*Short task*:
Copy out the data exactly, leaving the pictures behind.

*Dataset records*:

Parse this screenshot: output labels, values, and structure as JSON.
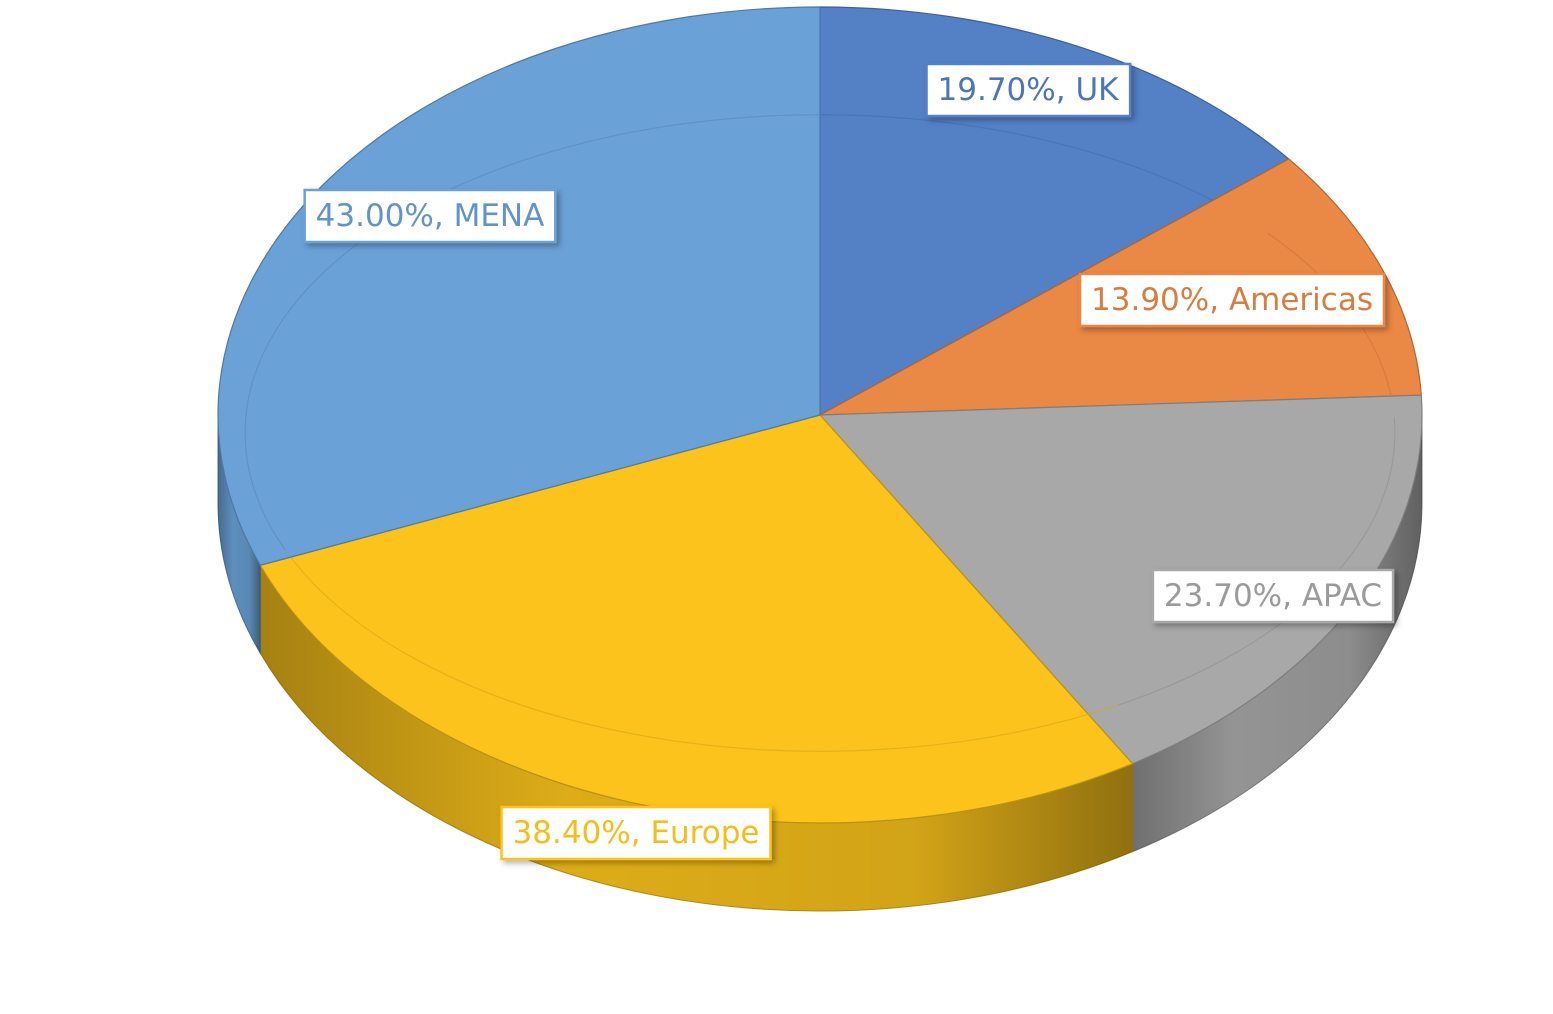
{
  "chart_data": {
    "type": "pie",
    "style": "3d",
    "title": "",
    "legend": "none",
    "slices": [
      {
        "category": "UK",
        "value": 19.7,
        "label": "19.70%, UK",
        "color": "#5480C6"
      },
      {
        "category": "Americas",
        "value": 13.9,
        "label": "13.90%, Americas",
        "color": "#EA8845"
      },
      {
        "category": "APAC",
        "value": 23.7,
        "label": "23.70%, APAC",
        "color": "#A8A8A8"
      },
      {
        "category": "Europe",
        "value": 38.4,
        "label": "38.40%, Europe",
        "color": "#FBC31B"
      },
      {
        "category": "MENA",
        "value": 43.0,
        "label": "43.00%, MENA",
        "color": "#6AA1D7"
      }
    ]
  }
}
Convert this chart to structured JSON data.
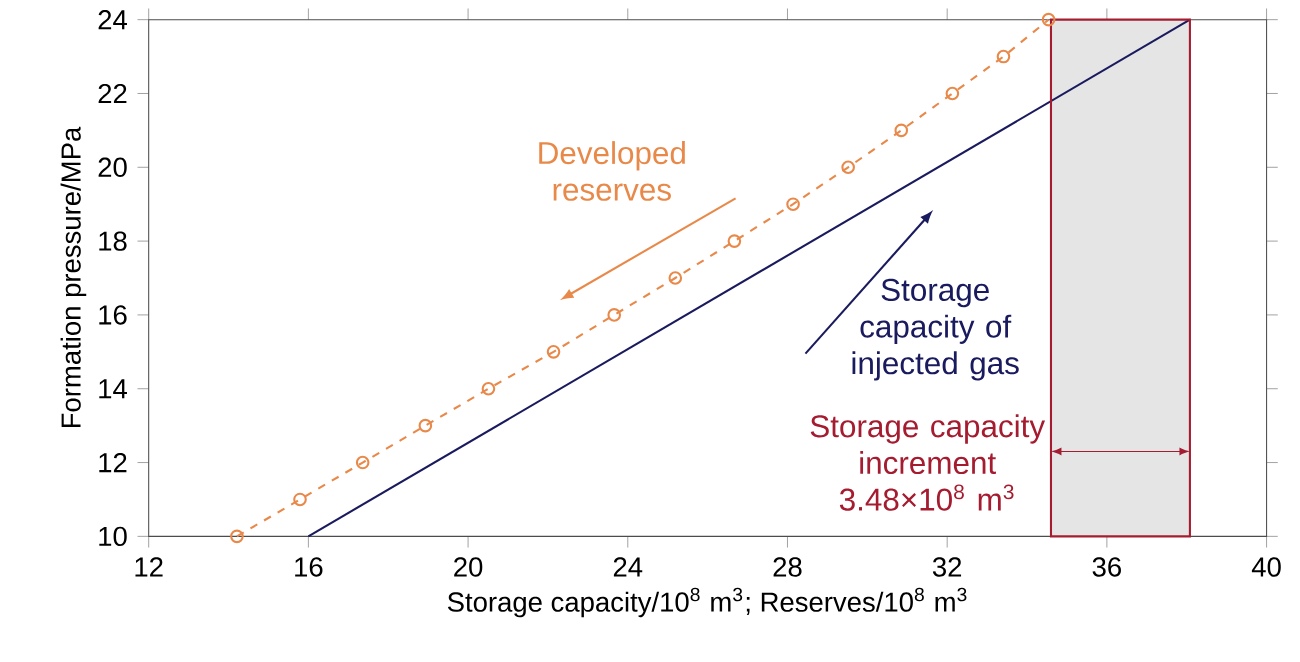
{
  "chart_data": {
    "type": "line",
    "xlabel": "Storage capacity/10$^{8}$ m$^{3}$; Reserves/10$^{8}$ m$^{3}$",
    "ylabel": "Formation pressure/MPa",
    "xlim": [
      12,
      40
    ],
    "ylim": [
      10,
      24
    ],
    "xticks": [
      12,
      16,
      20,
      24,
      28,
      32,
      36,
      40
    ],
    "yticks": [
      10,
      12,
      14,
      16,
      18,
      20,
      22,
      24
    ],
    "series": [
      {
        "color": "#e8894a",
        "marker": "circle",
        "line_style": "dashed",
        "x": [
          14.21,
          15.79,
          17.36,
          18.93,
          20.51,
          22.14,
          23.66,
          25.19,
          26.67,
          28.14,
          29.52,
          30.85,
          32.13,
          33.41,
          34.54
        ],
        "values": [
          10,
          11,
          12,
          13,
          14,
          15,
          16,
          17,
          18,
          19,
          20,
          21,
          22,
          23,
          24
        ]
      },
      {
        "color": "#1a1a5e",
        "marker": "none",
        "line_style": "solid",
        "x": [
          16,
          38.08
        ],
        "values": [
          10,
          24
        ]
      }
    ],
    "bands": [
      {
        "axis": "x",
        "from": 34.6,
        "to": 38.08,
        "label": "Storage capacity increment 3.48×10$^{8}$ m$^{3}$"
      }
    ],
    "annotations": [
      "Developed reserves",
      "Storage capacity of injected gas"
    ]
  }
}
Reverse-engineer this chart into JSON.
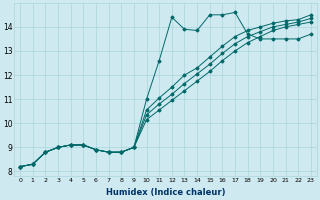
{
  "xlabel": "Humidex (Indice chaleur)",
  "ylabel": "",
  "bg_color": "#ceeaf0",
  "grid_color": "#aad4dc",
  "line_color": "#006868",
  "xlim": [
    -0.5,
    23.5
  ],
  "ylim": [
    7.8,
    15.0
  ],
  "xticks": [
    0,
    1,
    2,
    3,
    4,
    5,
    6,
    7,
    8,
    9,
    10,
    11,
    12,
    13,
    14,
    15,
    16,
    17,
    18,
    19,
    20,
    21,
    22,
    23
  ],
  "yticks": [
    8,
    9,
    10,
    11,
    12,
    13,
    14
  ],
  "series": [
    [
      8.2,
      8.3,
      8.8,
      9.0,
      9.1,
      9.1,
      8.9,
      8.8,
      8.8,
      9.0,
      11.0,
      12.6,
      14.4,
      13.9,
      13.85,
      14.5,
      14.5,
      14.6,
      13.7,
      13.5,
      13.5,
      13.5,
      13.5,
      13.7
    ],
    [
      8.2,
      8.3,
      8.8,
      9.0,
      9.1,
      9.1,
      8.9,
      8.8,
      8.8,
      9.0,
      10.55,
      11.05,
      11.5,
      12.0,
      12.3,
      12.75,
      13.2,
      13.6,
      13.85,
      14.0,
      14.15,
      14.25,
      14.3,
      14.5
    ],
    [
      8.2,
      8.3,
      8.8,
      9.0,
      9.1,
      9.1,
      8.9,
      8.8,
      8.8,
      9.0,
      10.35,
      10.8,
      11.2,
      11.65,
      12.05,
      12.45,
      12.9,
      13.3,
      13.6,
      13.8,
      14.0,
      14.1,
      14.2,
      14.35
    ],
    [
      8.2,
      8.3,
      8.8,
      9.0,
      9.1,
      9.1,
      8.9,
      8.8,
      8.8,
      9.0,
      10.15,
      10.55,
      10.95,
      11.35,
      11.75,
      12.15,
      12.6,
      13.0,
      13.35,
      13.6,
      13.85,
      14.0,
      14.1,
      14.2
    ]
  ]
}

*Expected answer*:
Parse this screenshot: output labels, values, and structure as JSON.
{
  "chart_data": {
    "type": "pie",
    "style": "3d",
    "title": "",
    "legend": "none",
    "slices": [
      {
        "category": "UK",
        "value": 19.7,
        "label": "19.70%, UK",
        "color": "#5480C6"
      },
      {
        "category": "Americas",
        "value": 13.9,
        "label": "13.90%, Americas",
        "color": "#EA8845"
      },
      {
        "category": "APAC",
        "value": 23.7,
        "label": "23.70%, APAC",
        "color": "#A8A8A8"
      },
      {
        "category": "Europe",
        "value": 38.4,
        "label": "38.40%, Europe",
        "color": "#FBC31B"
      },
      {
        "category": "MENA",
        "value": 43.0,
        "label": "43.00%, MENA",
        "color": "#6AA1D7"
      }
    ]
  }
}
Convert this chart to structured JSON data.
{
  "chart_data": {
    "type": "line",
    "xlabel": "Storage capacity/10$^{8}$ m$^{3}$; Reserves/10$^{8}$ m$^{3}$",
    "ylabel": "Formation pressure/MPa",
    "xlim": [
      12,
      40
    ],
    "ylim": [
      10,
      24
    ],
    "xticks": [
      12,
      16,
      20,
      24,
      28,
      32,
      36,
      40
    ],
    "yticks": [
      10,
      12,
      14,
      16,
      18,
      20,
      22,
      24
    ],
    "series": [
      {
        "color": "#e8894a",
        "marker": "circle",
        "line_style": "dashed",
        "x": [
          14.21,
          15.79,
          17.36,
          18.93,
          20.51,
          22.14,
          23.66,
          25.19,
          26.67,
          28.14,
          29.52,
          30.85,
          32.13,
          33.41,
          34.54
        ],
        "values": [
          10,
          11,
          12,
          13,
          14,
          15,
          16,
          17,
          18,
          19,
          20,
          21,
          22,
          23,
          24
        ]
      },
      {
        "color": "#1a1a5e",
        "marker": "none",
        "line_style": "solid",
        "x": [
          16,
          38.08
        ],
        "values": [
          10,
          24
        ]
      }
    ],
    "bands": [
      {
        "axis": "x",
        "from": 34.6,
        "to": 38.08,
        "label": "Storage capacity increment 3.48×10$^{8}$ m$^{3}$"
      }
    ],
    "annotations": [
      "Developed reserves",
      "Storage capacity of injected gas"
    ]
  }
}
Reverse-engineer this chart into JSON.
{
  "xlabel": "Humidex (Indice chaleur)",
  "ylabel": "",
  "bg_color": "#ceeaf0",
  "grid_color": "#aad4dc",
  "line_color": "#006868",
  "xlim": [
    -0.5,
    23.5
  ],
  "ylim": [
    7.8,
    15.0
  ],
  "xticks": [
    0,
    1,
    2,
    3,
    4,
    5,
    6,
    7,
    8,
    9,
    10,
    11,
    12,
    13,
    14,
    15,
    16,
    17,
    18,
    19,
    20,
    21,
    22,
    23
  ],
  "yticks": [
    8,
    9,
    10,
    11,
    12,
    13,
    14
  ],
  "series": [
    [
      8.2,
      8.3,
      8.8,
      9.0,
      9.1,
      9.1,
      8.9,
      8.8,
      8.8,
      9.0,
      11.0,
      12.6,
      14.4,
      13.9,
      13.85,
      14.5,
      14.5,
      14.6,
      13.7,
      13.5,
      13.5,
      13.5,
      13.5,
      13.7
    ],
    [
      8.2,
      8.3,
      8.8,
      9.0,
      9.1,
      9.1,
      8.9,
      8.8,
      8.8,
      9.0,
      10.55,
      11.05,
      11.5,
      12.0,
      12.3,
      12.75,
      13.2,
      13.6,
      13.85,
      14.0,
      14.15,
      14.25,
      14.3,
      14.5
    ],
    [
      8.2,
      8.3,
      8.8,
      9.0,
      9.1,
      9.1,
      8.9,
      8.8,
      8.8,
      9.0,
      10.35,
      10.8,
      11.2,
      11.65,
      12.05,
      12.45,
      12.9,
      13.3,
      13.6,
      13.8,
      14.0,
      14.1,
      14.2,
      14.35
    ],
    [
      8.2,
      8.3,
      8.8,
      9.0,
      9.1,
      9.1,
      8.9,
      8.8,
      8.8,
      9.0,
      10.15,
      10.55,
      10.95,
      11.35,
      11.75,
      12.15,
      12.6,
      13.0,
      13.35,
      13.6,
      13.85,
      14.0,
      14.1,
      14.2
    ]
  ]
}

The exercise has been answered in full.